# Task brief:
Select from the data all lines with the word "Walt".

# Information shown:
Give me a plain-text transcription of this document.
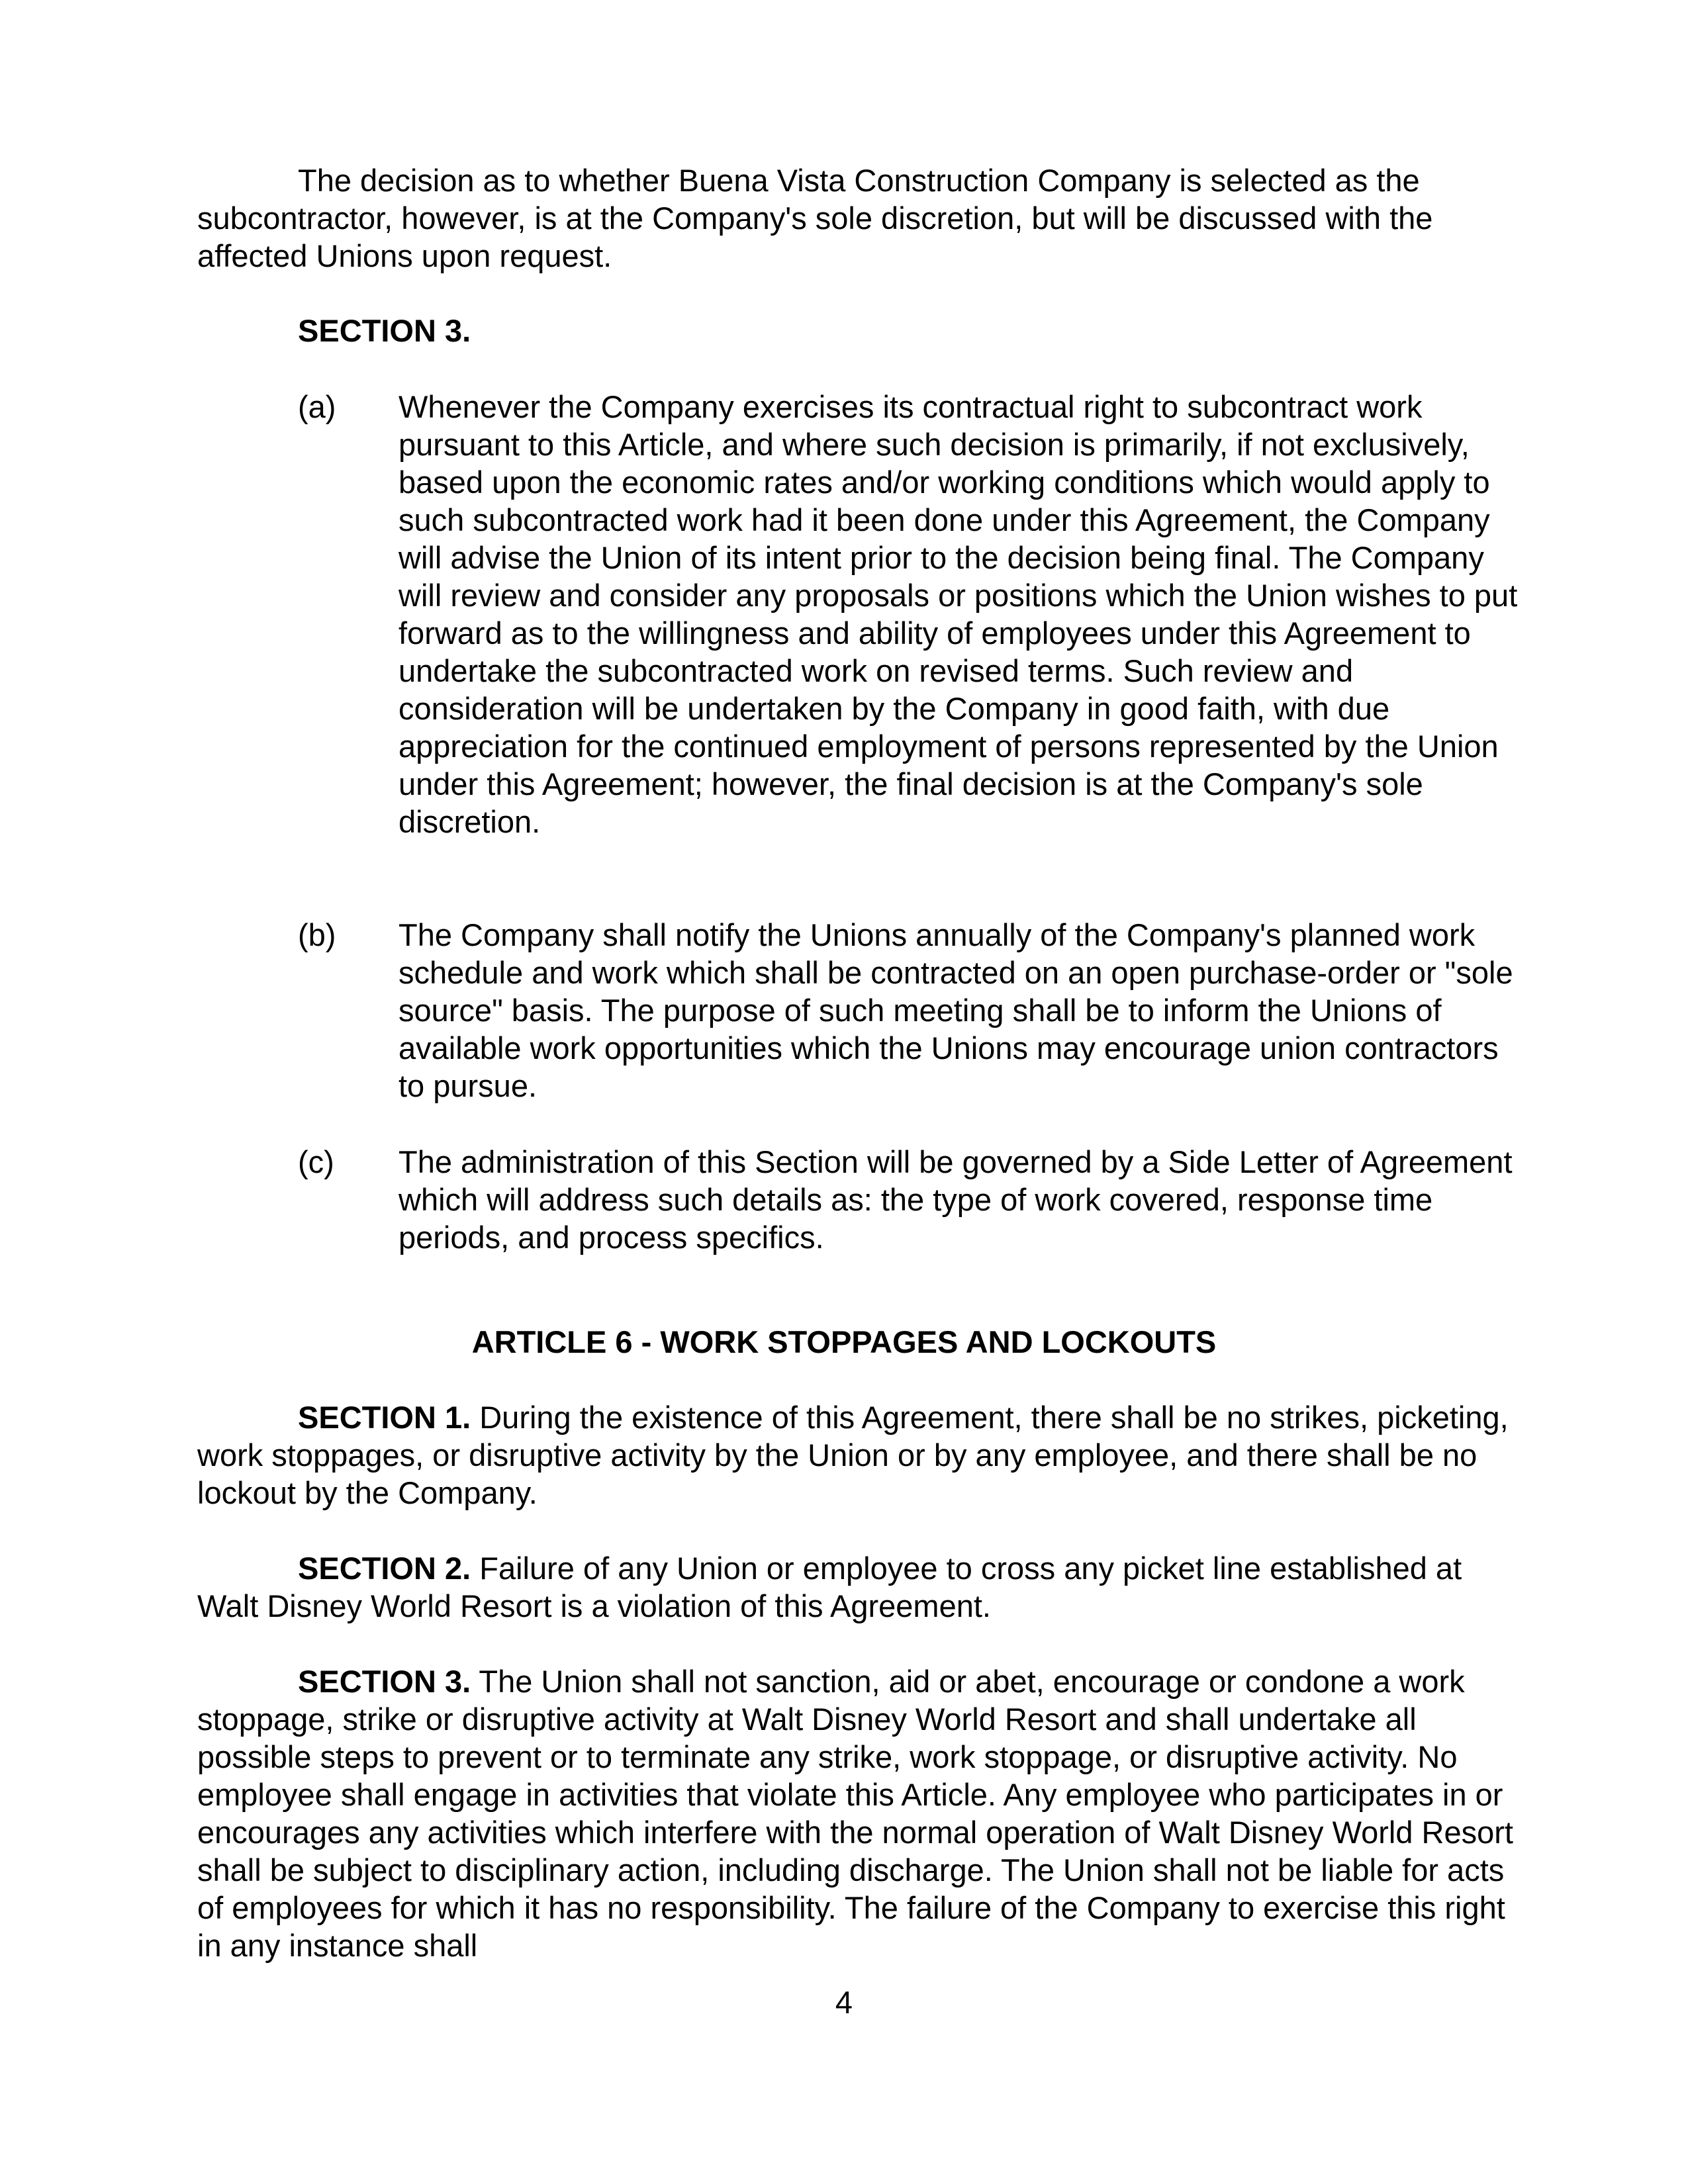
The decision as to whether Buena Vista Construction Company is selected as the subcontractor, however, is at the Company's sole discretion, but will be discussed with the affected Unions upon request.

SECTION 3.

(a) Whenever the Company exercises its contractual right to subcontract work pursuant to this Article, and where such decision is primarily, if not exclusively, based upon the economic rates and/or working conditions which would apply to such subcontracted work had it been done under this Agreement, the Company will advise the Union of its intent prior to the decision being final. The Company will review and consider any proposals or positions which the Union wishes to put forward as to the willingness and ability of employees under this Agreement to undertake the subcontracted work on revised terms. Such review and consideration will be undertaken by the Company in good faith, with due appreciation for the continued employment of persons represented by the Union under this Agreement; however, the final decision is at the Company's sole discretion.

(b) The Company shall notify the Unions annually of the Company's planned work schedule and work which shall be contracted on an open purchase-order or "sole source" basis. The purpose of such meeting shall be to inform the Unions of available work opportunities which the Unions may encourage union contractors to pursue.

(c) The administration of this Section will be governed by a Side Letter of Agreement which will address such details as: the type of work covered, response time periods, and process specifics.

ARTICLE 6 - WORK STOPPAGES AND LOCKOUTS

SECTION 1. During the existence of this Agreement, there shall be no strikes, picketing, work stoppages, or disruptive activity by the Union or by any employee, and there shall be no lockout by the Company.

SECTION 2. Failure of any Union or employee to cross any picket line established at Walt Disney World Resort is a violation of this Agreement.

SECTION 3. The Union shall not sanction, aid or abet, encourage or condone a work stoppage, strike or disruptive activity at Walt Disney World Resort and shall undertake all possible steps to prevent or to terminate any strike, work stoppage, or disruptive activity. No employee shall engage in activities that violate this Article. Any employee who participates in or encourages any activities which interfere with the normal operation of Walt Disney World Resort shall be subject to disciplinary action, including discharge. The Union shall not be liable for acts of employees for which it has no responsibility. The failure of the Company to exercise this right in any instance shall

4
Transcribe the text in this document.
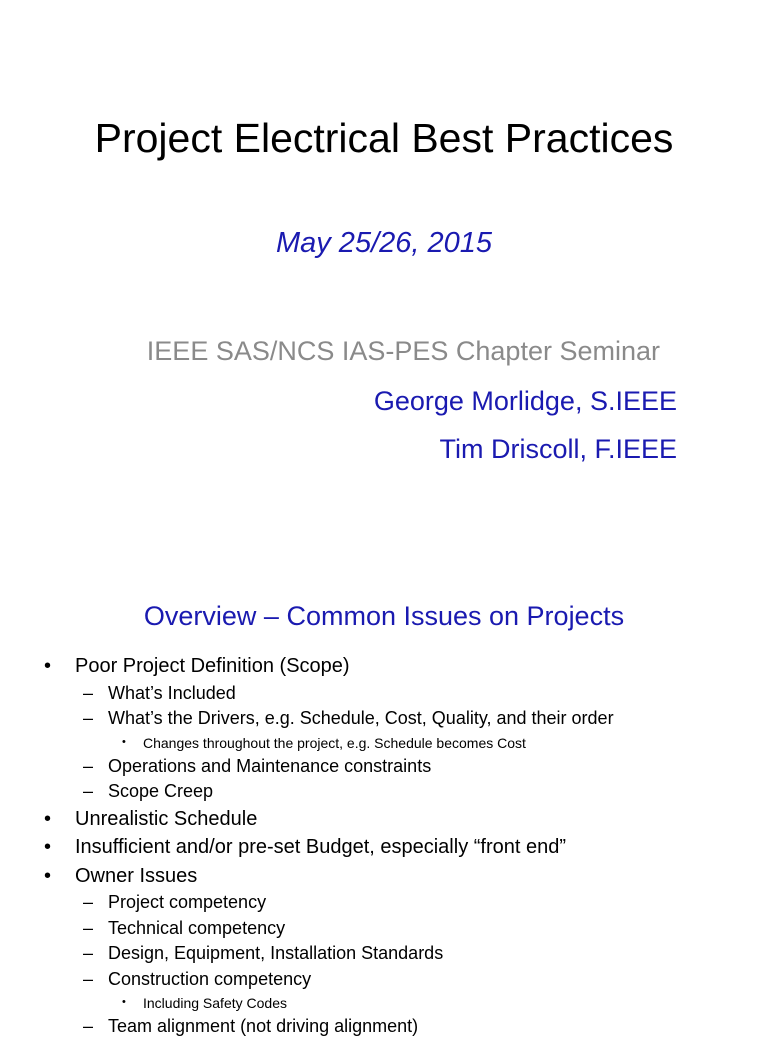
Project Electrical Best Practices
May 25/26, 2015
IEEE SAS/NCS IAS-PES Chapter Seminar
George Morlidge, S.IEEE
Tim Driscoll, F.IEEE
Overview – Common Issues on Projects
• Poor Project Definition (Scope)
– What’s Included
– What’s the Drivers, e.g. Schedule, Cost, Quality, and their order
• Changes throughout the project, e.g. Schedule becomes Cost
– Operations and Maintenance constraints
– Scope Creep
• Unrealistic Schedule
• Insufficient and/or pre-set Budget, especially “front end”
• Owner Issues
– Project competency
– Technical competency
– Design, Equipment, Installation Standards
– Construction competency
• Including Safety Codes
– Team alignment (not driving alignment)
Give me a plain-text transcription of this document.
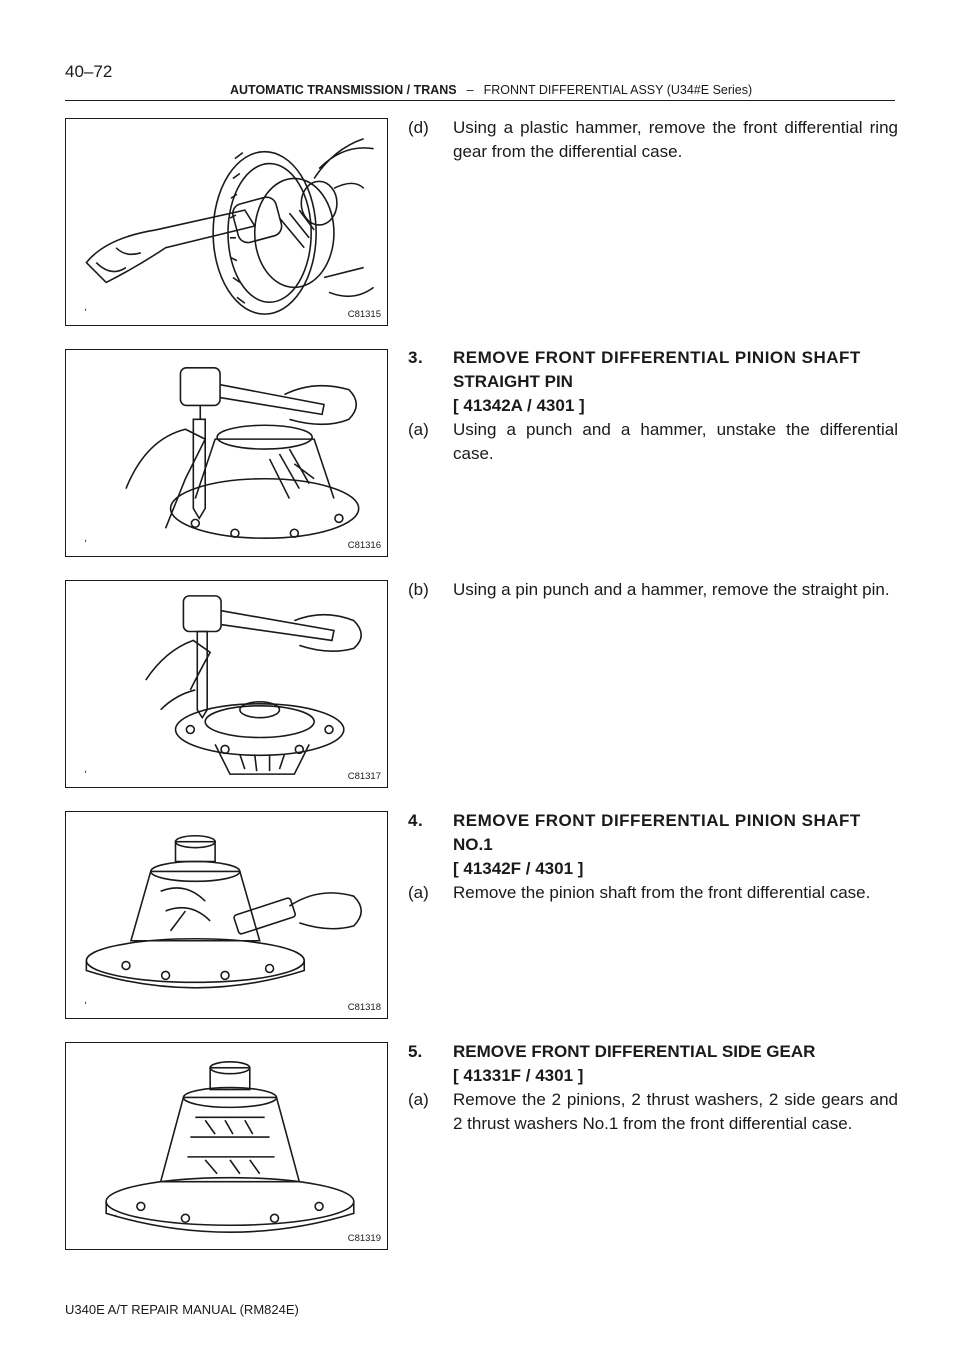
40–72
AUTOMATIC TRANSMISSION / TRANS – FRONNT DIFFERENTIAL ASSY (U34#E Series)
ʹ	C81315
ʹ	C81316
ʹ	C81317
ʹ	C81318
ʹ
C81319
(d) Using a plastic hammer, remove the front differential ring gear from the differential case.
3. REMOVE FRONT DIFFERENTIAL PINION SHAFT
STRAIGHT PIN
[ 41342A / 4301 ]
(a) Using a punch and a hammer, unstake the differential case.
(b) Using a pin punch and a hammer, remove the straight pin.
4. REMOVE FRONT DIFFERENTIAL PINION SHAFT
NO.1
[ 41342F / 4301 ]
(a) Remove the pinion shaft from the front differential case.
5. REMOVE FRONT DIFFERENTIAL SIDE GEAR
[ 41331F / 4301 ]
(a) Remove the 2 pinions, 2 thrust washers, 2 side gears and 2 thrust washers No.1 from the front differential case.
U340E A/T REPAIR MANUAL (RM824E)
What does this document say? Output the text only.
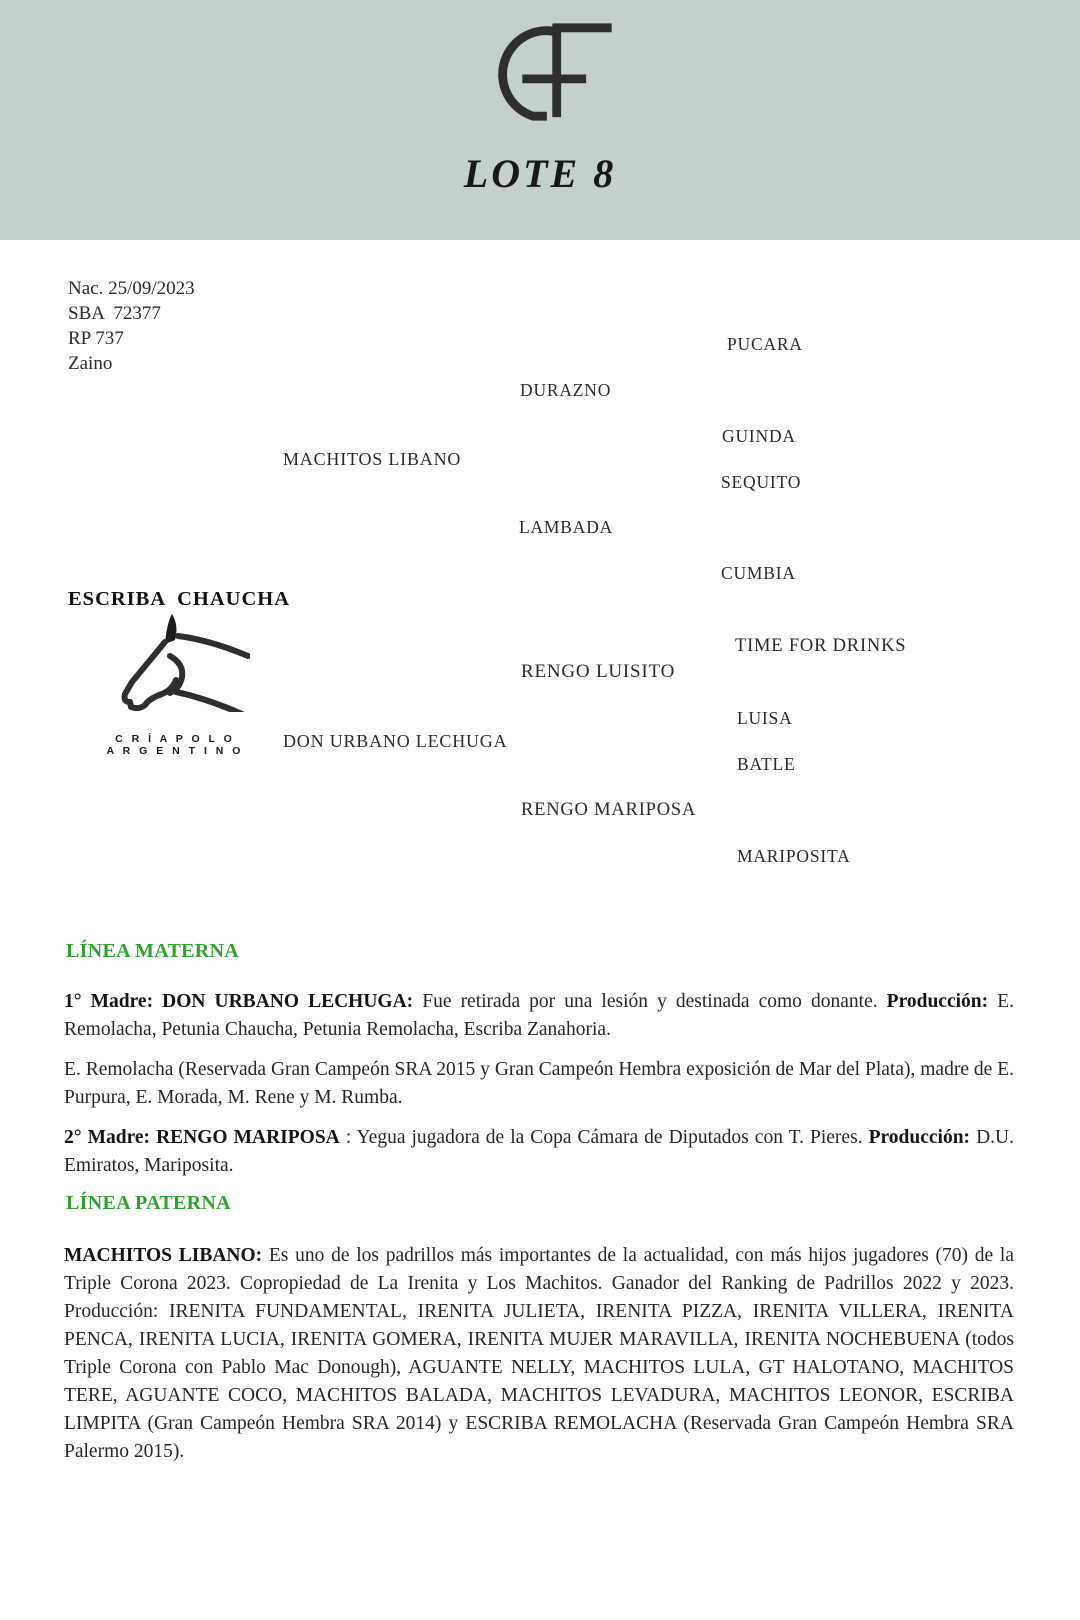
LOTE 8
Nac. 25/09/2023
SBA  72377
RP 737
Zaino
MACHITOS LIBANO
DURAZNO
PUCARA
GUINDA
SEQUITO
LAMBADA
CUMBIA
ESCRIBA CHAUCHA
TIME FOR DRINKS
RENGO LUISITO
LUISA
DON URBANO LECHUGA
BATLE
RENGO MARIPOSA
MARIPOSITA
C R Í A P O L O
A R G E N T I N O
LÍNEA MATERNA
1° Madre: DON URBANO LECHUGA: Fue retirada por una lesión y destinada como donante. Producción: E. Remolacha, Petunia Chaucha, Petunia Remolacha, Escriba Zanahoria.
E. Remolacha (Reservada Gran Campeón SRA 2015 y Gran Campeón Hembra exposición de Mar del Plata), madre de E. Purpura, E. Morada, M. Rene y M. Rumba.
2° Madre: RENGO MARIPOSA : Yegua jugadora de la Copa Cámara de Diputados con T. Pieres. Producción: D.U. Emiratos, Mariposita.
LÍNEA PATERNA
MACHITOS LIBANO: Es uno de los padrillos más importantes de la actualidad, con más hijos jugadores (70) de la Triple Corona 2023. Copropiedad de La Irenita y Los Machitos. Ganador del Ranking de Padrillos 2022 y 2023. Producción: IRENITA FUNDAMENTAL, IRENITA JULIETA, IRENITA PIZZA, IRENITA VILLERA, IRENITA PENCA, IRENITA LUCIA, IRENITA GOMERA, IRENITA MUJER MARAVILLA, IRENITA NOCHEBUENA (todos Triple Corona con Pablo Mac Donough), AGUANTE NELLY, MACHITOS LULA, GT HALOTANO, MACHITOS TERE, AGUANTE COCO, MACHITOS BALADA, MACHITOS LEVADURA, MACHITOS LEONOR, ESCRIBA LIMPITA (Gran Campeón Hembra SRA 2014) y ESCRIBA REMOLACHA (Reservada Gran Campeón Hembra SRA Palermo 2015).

# Task solution:
SECTION 2. Failure of any Union or employee to cross any picket line established at Walt Disney World Resort is a violation of this Agreement.
SECTION 3. The Union shall not sanction, aid or abet, encourage or condone a work stoppage, strike or disruptive activity at Walt Disney World Resort and shall undertake all possible steps to prevent or to terminate any strike, work stoppage, or disruptive activity. No employee shall engage in activities that violate this Article. Any employee who participates in or encourages any activities which interfere with the normal operation of Walt Disney World Resort shall be subject to disciplinary action, including discharge. The Union shall not be liable for acts of employees for which it has no responsibility. The failure of the Company to exercise this right in any instance shall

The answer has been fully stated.